## Directive
Repeat, exactly and completely, the material that follows. Omit the pictures.

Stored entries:
····················

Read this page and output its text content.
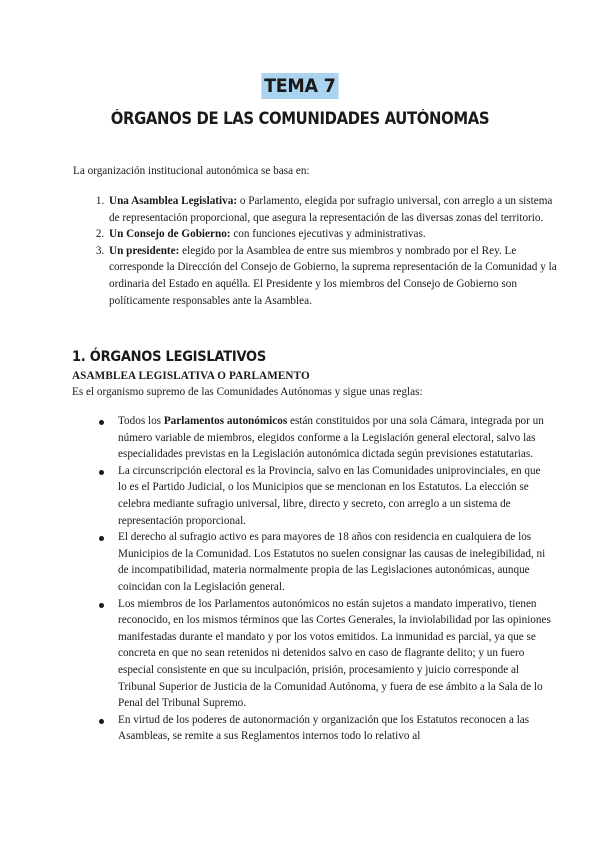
TEMA 7
ÓRGANOS DE LAS COMUNIDADES AUTÓNOMAS
La organización institucional autonómica se basa en:
1. Una Asamblea Legislativa: o Parlamento, elegida por sufragio universal, con arreglo a un sistema de representación proporcional, que asegura la representación de las diversas zonas del territorio.
2. Un Consejo de Gobierno: con funciones ejecutivas y administrativas.
3. Un presidente: elegido por la Asamblea de entre sus miembros y nombrado por el Rey. Le corresponde la Dirección del Consejo de Gobierno, la suprema representación de la Comunidad y la ordinaria del Estado en aquélla. El Presidente y los miembros del Consejo de Gobierno son políticamente responsables ante la Asamblea.
1. ÓRGANOS LEGISLATIVOS
ASAMBLEA LEGISLATIVA O PARLAMENTO
Es el organismo supremo de las Comunidades Autónomas y sigue unas reglas:
Todos los Parlamentos autonómicos están constituidos por una sola Cámara, integrada por un número variable de miembros, elegidos conforme a la Legislación general electoral, salvo las especialidades previstas en la Legislación autonómica dictada según previsiones estatutarias.
La circunscripción electoral es la Provincia, salvo en las Comunidades uniprovinciales, en que lo es el Partido Judicial, o los Municipios que se mencionan en los Estatutos. La elección se celebra mediante sufragio universal, libre, directo y secreto, con arreglo a un sistema de representación proporcional.
El derecho al sufragio activo es para mayores de 18 años con residencia en cualquiera de los Municipios de la Comunidad. Los Estatutos no suelen consignar las causas de inelegibilidad, ni de incompatibilidad, materia normalmente propia de las Legislaciones autonómicas, aunque coincidan con la Legislación general.
Los miembros de los Parlamentos autonómicos no están sujetos a mandato imperativo, tienen reconocido, en los mismos términos que las Cortes Generales, la inviolabilidad por las opiniones manifestadas durante el mandato y por los votos emitidos. La inmunidad es parcial, ya que se concreta en que no sean retenidos ni detenidos salvo en caso de flagrante delito; y un fuero especial consistente en que su inculpación, prisión, procesamiento y juicio corresponde al Tribunal Superior de Justicia de la Comunidad Autónoma, y fuera de ese ámbito a la Sala de lo Penal del Tribunal Supremo.
En virtud de los poderes de autonormación y organización que los Estatutos reconocen a las Asambleas, se remite a sus Reglamentos internos todo lo relativo al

····················

## Finished exercise
Read this page and output its text content.
TEMA 7
ÓRGANOS DE LAS COMUNIDADES AUTÓNOMAS
La organización institucional autonómica se basa en:
1. Una Asamblea Legislativa: o Parlamento, elegida por sufragio universal, con arreglo a un sistema de representación proporcional, que asegura la representación de las diversas zonas del territorio.
2. Un Consejo de Gobierno: con funciones ejecutivas y administrativas.
3. Un presidente: elegido por la Asamblea de entre sus miembros y nombrado por el Rey. Le corresponde la Dirección del Consejo de Gobierno, la suprema representación de la Comunidad y la ordinaria del Estado en aquélla. El Presidente y los miembros del Consejo de Gobierno son políticamente responsables ante la Asamblea.
1. ÓRGANOS LEGISLATIVOS
ASAMBLEA LEGISLATIVA O PARLAMENTO
Es el organismo supremo de las Comunidades Autónomas y sigue unas reglas:
Todos los Parlamentos autonómicos están constituidos por una sola Cámara, integrada por un número variable de miembros, elegidos conforme a la Legislación general electoral, salvo las especialidades previstas en la Legislación autonómica dictada según previsiones estatutarias.
La circunscripción electoral es la Provincia, salvo en las Comunidades uniprovinciales, en que lo es el Partido Judicial, o los Municipios que se mencionan en los Estatutos. La elección se celebra mediante sufragio universal, libre, directo y secreto, con arreglo a un sistema de representación proporcional.
El derecho al sufragio activo es para mayores de 18 años con residencia en cualquiera de los Municipios de la Comunidad. Los Estatutos no suelen consignar las causas de inelegibilidad, ni de incompatibilidad, materia normalmente propia de las Legislaciones autonómicas, aunque coincidan con la Legislación general.
Los miembros de los Parlamentos autonómicos no están sujetos a mandato imperativo, tienen reconocido, en los mismos términos que las Cortes Generales, la inviolabilidad por las opiniones manifestadas durante el mandato y por los votos emitidos. La inmunidad es parcial, ya que se concreta en que no sean retenidos ni detenidos salvo en caso de flagrante delito; y un fuero especial consistente en que su inculpación, prisión, procesamiento y juicio corresponde al Tribunal Superior de Justicia de la Comunidad Autónoma, y fuera de ese ámbito a la Sala de lo Penal del Tribunal Supremo.
En virtud de los poderes de autonormación y organización que los Estatutos reconocen a las Asambleas, se remite a sus Reglamentos internos todo lo relativo al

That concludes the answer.